*What you will do*. Show, in full, each line of the data that contains "nino".

[BEGIN]

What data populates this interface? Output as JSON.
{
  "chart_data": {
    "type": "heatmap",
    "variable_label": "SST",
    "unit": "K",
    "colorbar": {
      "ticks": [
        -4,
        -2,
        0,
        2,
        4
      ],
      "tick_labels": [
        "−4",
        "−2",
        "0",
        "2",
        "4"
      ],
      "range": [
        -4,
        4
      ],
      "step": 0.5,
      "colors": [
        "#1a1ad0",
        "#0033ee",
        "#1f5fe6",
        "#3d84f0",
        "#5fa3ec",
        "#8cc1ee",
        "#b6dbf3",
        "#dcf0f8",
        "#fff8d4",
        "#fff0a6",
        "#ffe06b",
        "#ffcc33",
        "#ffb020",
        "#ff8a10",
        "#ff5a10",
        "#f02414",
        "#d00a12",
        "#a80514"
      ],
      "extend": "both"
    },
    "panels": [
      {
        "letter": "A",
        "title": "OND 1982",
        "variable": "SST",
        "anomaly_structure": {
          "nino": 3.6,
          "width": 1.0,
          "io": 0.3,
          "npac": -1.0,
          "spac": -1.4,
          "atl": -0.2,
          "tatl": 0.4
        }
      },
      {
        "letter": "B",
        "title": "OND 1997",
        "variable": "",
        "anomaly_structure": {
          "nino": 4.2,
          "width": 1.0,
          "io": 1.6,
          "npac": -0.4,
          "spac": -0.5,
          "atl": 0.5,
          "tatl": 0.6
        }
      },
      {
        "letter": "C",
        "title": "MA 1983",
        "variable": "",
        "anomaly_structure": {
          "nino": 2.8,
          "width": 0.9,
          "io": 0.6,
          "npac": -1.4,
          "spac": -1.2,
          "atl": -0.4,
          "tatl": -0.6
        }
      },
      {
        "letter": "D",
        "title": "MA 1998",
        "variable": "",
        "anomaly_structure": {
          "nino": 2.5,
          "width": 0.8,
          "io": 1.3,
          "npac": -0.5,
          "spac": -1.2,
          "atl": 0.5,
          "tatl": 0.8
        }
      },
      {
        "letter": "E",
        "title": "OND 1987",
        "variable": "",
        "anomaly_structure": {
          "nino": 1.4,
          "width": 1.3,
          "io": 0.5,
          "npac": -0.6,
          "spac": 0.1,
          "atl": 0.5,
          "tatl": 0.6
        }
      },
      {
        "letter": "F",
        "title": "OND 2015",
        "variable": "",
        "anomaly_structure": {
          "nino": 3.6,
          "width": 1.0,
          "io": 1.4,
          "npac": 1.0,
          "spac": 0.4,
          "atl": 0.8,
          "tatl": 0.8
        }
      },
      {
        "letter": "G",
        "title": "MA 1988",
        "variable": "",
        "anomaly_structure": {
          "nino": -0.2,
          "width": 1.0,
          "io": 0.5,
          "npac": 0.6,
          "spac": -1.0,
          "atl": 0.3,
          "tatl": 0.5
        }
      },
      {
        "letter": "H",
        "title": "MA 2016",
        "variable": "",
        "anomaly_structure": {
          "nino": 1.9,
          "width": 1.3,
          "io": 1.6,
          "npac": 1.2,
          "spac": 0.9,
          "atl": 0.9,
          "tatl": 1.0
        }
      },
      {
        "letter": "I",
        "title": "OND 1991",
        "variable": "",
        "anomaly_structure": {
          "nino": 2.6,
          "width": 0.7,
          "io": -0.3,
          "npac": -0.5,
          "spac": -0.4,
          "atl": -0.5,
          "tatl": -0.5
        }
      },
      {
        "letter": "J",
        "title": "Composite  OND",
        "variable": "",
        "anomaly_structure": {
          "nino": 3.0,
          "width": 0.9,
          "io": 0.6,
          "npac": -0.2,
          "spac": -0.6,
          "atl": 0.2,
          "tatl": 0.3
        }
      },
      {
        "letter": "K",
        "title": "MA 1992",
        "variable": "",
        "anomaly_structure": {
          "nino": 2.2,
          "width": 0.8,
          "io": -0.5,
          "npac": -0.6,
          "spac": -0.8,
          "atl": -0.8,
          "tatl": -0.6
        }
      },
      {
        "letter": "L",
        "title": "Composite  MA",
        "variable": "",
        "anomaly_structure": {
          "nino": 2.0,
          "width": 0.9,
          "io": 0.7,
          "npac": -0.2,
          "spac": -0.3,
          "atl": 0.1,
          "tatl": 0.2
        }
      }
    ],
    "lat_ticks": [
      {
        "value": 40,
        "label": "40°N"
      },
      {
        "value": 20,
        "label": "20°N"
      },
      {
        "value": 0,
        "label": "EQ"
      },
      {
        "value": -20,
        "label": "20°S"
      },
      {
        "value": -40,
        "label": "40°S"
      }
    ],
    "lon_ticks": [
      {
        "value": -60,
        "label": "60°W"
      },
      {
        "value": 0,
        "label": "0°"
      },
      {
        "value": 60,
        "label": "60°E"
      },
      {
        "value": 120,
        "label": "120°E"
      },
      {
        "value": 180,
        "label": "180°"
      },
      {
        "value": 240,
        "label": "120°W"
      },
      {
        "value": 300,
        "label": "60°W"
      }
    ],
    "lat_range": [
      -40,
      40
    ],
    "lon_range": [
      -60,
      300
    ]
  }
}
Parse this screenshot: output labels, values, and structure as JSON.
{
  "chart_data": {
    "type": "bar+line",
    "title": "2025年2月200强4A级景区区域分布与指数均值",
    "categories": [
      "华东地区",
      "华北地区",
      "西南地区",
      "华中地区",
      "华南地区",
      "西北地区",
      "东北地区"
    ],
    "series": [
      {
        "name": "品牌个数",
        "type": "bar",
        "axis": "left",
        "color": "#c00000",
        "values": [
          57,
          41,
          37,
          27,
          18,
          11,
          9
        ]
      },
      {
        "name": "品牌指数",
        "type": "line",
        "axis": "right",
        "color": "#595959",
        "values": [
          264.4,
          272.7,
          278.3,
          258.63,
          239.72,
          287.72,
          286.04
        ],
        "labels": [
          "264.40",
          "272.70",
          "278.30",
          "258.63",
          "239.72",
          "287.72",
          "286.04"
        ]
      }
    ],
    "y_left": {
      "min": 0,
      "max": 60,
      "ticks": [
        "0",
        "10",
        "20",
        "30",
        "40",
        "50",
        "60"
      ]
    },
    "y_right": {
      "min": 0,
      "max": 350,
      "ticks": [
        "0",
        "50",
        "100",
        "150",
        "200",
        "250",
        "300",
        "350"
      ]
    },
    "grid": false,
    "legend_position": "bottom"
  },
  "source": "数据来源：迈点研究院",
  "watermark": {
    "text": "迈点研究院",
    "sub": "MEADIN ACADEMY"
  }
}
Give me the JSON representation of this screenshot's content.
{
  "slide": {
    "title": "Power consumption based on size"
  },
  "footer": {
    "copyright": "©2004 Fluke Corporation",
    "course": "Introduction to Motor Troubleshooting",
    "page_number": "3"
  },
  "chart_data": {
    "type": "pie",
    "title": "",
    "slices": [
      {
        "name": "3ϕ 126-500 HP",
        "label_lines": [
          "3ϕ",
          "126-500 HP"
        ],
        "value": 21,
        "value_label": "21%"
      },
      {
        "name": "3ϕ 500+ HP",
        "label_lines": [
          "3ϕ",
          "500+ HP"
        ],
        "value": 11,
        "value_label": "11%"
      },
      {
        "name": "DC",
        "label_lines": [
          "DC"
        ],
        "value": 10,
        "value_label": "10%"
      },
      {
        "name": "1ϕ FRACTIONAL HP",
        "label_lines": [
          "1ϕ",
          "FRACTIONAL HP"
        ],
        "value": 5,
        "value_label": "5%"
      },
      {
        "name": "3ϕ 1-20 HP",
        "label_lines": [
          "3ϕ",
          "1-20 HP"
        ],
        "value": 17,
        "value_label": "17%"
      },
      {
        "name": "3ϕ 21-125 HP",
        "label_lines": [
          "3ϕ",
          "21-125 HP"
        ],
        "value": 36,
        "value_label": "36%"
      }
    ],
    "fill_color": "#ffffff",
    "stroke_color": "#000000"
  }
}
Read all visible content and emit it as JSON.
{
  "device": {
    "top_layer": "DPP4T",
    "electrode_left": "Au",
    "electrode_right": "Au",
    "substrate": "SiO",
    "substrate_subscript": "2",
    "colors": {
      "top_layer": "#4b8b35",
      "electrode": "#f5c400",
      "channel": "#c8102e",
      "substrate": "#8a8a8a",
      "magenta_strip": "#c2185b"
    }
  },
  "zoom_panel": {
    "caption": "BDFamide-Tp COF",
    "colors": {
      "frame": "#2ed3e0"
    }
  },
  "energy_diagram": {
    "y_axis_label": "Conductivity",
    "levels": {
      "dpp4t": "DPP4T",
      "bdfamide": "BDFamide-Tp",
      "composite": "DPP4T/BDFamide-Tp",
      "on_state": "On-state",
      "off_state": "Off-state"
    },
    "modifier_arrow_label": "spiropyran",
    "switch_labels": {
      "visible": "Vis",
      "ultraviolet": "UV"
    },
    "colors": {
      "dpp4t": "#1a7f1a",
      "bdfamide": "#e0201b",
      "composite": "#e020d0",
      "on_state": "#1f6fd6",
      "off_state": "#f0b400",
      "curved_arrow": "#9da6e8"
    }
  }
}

[END]

*Response for this exercise*.
          "nino": 3.6,
          "nino": 4.2,
          "nino": 2.8,
          "nino": 2.5,
          "nino": 1.4,
          "nino": 3.6,
          "nino": -0.2,
          "nino": 1.9,
          "nino": 2.6,
          "nino": 3.0,
          "nino": 2.2,
          "nino": 2.0,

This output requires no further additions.